--- start of EXTRACTED RECORDS ---

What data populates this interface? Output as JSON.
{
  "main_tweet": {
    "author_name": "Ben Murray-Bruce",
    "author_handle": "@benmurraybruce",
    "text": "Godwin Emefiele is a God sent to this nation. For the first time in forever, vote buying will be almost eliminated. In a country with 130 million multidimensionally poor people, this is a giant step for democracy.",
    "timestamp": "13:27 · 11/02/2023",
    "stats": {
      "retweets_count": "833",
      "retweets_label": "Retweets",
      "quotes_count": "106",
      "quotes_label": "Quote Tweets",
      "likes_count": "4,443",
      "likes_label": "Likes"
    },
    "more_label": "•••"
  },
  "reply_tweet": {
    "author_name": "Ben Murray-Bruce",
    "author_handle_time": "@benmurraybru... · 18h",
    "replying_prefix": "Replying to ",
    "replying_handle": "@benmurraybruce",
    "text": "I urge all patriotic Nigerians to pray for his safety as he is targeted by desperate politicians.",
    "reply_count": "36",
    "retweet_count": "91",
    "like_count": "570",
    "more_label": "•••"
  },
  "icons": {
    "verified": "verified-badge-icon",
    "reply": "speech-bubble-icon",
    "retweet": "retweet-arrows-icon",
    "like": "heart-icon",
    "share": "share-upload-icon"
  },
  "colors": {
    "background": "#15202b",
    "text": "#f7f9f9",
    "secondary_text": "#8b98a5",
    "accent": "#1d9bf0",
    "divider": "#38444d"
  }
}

--- end of EXTRACTED RECORDS ---
--- start of EXTRACTED RECORDS ---

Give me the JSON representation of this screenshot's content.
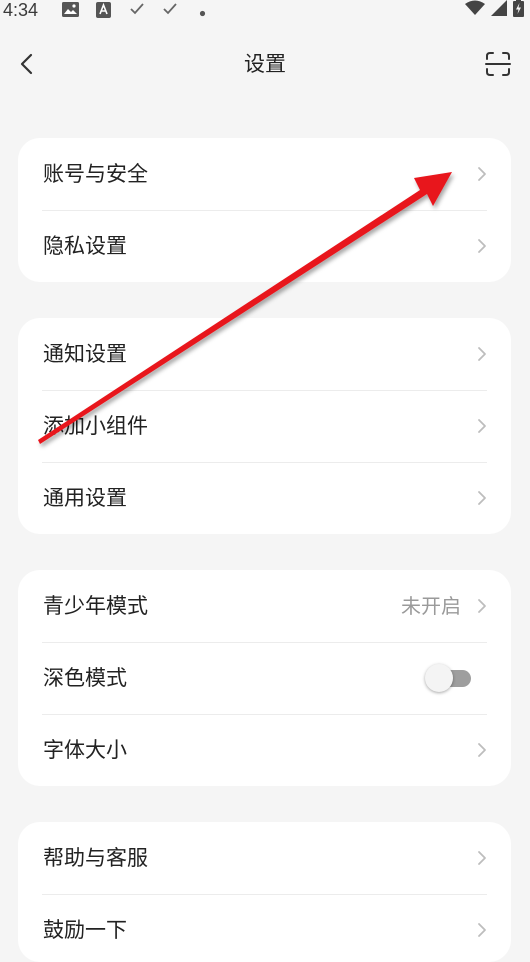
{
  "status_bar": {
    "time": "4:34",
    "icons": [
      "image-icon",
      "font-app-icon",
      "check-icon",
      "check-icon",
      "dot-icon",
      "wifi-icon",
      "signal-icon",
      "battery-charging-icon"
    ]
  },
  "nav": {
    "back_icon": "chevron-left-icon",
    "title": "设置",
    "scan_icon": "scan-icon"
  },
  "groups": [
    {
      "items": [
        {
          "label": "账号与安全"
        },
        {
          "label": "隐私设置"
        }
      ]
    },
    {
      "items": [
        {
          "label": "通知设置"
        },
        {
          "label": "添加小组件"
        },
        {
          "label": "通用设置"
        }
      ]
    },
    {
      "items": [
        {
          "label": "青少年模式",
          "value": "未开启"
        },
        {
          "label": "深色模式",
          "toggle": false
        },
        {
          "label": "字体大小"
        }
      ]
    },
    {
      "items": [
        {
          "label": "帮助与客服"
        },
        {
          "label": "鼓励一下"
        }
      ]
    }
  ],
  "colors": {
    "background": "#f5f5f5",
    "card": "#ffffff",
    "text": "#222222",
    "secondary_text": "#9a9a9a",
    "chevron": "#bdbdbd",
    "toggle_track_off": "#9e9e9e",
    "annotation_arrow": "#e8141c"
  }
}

--- end of EXTRACTED RECORDS ---
--- start of EXTRACTED RECORDS ---

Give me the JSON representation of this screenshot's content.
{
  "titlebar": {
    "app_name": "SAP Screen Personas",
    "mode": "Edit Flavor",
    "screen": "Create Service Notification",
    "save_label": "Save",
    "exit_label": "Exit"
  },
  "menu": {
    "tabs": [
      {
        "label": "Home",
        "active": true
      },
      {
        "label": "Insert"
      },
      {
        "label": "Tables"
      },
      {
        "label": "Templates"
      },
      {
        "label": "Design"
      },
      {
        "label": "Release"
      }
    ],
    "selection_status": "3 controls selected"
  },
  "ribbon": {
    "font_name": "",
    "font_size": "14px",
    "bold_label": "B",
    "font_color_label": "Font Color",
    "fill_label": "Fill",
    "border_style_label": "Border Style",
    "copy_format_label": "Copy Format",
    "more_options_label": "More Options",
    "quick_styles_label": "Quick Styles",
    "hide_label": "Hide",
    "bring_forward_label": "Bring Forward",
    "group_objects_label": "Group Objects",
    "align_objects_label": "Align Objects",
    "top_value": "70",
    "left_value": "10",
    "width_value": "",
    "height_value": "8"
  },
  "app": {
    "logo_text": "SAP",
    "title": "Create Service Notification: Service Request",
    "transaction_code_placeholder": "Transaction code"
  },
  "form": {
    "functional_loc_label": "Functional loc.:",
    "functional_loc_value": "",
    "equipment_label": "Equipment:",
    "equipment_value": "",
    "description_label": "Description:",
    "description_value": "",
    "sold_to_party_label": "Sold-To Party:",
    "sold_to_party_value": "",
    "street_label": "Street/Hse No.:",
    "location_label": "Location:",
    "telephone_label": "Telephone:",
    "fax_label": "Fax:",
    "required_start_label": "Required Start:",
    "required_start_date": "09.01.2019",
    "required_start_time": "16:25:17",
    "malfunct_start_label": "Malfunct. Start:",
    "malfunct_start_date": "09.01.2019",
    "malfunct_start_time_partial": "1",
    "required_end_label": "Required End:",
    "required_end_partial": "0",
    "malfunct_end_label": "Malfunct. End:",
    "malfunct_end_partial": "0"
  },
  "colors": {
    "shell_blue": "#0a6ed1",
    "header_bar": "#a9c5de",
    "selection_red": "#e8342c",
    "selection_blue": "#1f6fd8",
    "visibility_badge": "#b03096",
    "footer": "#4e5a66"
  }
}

--- end of EXTRACTED RECORDS ---

■ AIM OF THE EXERCISE
Work through the data and report how many of its lines hold the word "this", giving only the figure.

■ SOLVED PROBLEM
4